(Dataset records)
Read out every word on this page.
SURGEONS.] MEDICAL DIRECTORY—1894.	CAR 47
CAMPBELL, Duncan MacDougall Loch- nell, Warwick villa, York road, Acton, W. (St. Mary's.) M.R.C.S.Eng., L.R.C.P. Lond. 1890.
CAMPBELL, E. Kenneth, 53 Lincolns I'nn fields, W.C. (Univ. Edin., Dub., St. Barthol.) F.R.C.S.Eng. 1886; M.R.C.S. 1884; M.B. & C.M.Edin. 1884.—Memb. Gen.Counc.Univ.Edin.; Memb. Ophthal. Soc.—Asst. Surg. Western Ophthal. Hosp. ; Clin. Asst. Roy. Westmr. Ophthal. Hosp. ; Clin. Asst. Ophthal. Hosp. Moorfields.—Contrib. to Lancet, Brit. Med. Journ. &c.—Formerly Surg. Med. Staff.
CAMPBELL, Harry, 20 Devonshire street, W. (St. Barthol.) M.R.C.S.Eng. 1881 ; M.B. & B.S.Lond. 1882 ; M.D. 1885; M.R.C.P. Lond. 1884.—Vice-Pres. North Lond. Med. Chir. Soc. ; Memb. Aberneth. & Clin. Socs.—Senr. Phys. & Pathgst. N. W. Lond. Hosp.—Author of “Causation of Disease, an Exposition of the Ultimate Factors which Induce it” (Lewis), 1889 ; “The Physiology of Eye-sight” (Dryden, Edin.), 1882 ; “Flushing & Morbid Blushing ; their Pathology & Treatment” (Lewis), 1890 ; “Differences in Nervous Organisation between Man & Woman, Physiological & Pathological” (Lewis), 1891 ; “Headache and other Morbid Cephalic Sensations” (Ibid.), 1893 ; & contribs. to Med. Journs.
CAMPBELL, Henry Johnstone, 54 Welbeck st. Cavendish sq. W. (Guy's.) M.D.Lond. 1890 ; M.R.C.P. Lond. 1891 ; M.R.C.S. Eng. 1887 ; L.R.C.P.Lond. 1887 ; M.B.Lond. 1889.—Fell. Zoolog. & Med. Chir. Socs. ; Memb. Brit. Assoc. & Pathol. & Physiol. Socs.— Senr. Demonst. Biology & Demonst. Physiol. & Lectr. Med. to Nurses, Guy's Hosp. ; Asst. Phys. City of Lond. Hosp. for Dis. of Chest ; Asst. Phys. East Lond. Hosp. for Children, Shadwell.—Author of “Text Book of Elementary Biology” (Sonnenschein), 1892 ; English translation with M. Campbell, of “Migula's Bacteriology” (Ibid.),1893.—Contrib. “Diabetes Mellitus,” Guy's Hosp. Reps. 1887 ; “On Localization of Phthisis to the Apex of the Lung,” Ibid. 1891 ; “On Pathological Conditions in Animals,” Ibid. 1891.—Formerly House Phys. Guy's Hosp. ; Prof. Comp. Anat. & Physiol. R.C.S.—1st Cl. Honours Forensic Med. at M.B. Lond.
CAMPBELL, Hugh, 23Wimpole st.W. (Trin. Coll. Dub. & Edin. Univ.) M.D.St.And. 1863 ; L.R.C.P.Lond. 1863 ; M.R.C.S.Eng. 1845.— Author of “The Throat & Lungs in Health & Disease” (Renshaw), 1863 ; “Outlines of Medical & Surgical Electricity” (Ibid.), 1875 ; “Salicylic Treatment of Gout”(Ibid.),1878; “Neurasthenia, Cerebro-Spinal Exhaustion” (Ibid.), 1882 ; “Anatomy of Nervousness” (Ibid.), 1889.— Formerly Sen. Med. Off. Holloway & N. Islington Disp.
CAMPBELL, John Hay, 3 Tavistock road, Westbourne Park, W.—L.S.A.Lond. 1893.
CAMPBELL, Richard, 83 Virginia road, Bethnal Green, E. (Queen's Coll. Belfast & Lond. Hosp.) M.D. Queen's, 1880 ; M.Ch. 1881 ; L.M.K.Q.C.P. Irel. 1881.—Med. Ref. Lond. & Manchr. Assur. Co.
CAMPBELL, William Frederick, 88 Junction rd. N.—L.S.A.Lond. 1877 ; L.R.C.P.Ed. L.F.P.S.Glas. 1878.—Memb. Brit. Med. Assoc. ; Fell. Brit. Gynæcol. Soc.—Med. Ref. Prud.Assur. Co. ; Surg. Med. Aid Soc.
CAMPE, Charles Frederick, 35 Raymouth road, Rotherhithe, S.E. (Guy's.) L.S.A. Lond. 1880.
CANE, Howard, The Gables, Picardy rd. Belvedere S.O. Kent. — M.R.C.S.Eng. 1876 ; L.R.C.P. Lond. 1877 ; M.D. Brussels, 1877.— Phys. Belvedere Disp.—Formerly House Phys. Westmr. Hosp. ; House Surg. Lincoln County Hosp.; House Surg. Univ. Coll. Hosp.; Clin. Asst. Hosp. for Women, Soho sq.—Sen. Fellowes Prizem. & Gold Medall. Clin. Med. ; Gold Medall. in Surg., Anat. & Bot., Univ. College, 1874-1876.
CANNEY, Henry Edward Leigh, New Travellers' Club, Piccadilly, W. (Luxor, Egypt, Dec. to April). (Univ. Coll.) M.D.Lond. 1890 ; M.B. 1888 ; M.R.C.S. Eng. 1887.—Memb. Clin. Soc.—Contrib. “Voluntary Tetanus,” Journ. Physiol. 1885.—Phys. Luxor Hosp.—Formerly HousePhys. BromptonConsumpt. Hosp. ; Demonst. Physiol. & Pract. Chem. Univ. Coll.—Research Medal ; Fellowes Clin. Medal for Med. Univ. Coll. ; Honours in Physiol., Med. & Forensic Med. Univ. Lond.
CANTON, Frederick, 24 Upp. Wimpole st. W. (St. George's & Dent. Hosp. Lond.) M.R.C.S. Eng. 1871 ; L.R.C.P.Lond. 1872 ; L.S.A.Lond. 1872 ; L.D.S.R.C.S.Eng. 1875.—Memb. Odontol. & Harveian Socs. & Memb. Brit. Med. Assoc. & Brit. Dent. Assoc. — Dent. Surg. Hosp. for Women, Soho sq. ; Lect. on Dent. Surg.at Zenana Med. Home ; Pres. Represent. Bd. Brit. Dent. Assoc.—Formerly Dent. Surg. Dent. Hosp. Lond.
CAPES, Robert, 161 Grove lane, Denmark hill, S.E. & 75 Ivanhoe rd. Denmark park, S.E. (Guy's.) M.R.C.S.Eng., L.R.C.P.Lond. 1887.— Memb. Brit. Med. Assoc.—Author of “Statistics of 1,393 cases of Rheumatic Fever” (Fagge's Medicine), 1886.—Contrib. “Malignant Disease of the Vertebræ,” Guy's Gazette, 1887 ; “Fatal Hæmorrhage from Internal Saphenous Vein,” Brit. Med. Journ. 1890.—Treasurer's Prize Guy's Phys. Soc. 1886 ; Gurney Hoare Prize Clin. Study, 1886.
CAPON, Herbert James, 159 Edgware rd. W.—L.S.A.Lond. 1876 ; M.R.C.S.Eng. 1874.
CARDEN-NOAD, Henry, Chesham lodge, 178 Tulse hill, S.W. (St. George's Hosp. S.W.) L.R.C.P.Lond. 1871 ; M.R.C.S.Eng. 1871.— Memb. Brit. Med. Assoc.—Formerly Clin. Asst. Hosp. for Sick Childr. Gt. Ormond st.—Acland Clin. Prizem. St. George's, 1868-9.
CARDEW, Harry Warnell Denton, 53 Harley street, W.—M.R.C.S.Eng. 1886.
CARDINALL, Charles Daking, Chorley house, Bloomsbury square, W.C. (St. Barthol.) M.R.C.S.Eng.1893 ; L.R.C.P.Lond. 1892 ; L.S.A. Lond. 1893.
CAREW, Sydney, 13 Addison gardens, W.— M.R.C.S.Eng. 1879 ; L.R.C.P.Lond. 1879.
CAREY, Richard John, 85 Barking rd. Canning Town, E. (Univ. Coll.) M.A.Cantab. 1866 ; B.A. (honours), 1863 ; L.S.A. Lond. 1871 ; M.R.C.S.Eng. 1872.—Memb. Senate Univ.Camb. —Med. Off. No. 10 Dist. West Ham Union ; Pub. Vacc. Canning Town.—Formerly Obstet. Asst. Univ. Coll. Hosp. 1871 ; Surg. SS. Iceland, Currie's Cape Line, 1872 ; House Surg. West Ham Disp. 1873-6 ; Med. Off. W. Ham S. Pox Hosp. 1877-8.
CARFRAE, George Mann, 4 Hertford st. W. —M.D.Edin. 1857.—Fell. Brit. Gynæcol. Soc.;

Problem to work on | Wherever a line contains the string "Gynæcol", copy that line from the data.

Exercise output |
CAMPBELL, William Frederick, 88 Junction rd. N.—L.S.A.Lond. 1877 ; L.R.C.P.Ed. L.F.P.S.Glas. 1878.—Memb. Brit. Med. Assoc. ; Fell. Brit. Gynæcol. Soc.—Med. Ref. Prud.Assur. Co. ; Surg. Med. Aid Soc.
CARFRAE, George Mann, 4 Hertford st. W. —M.D.Edin. 1857.—Fell. Brit. Gynæcol. Soc.;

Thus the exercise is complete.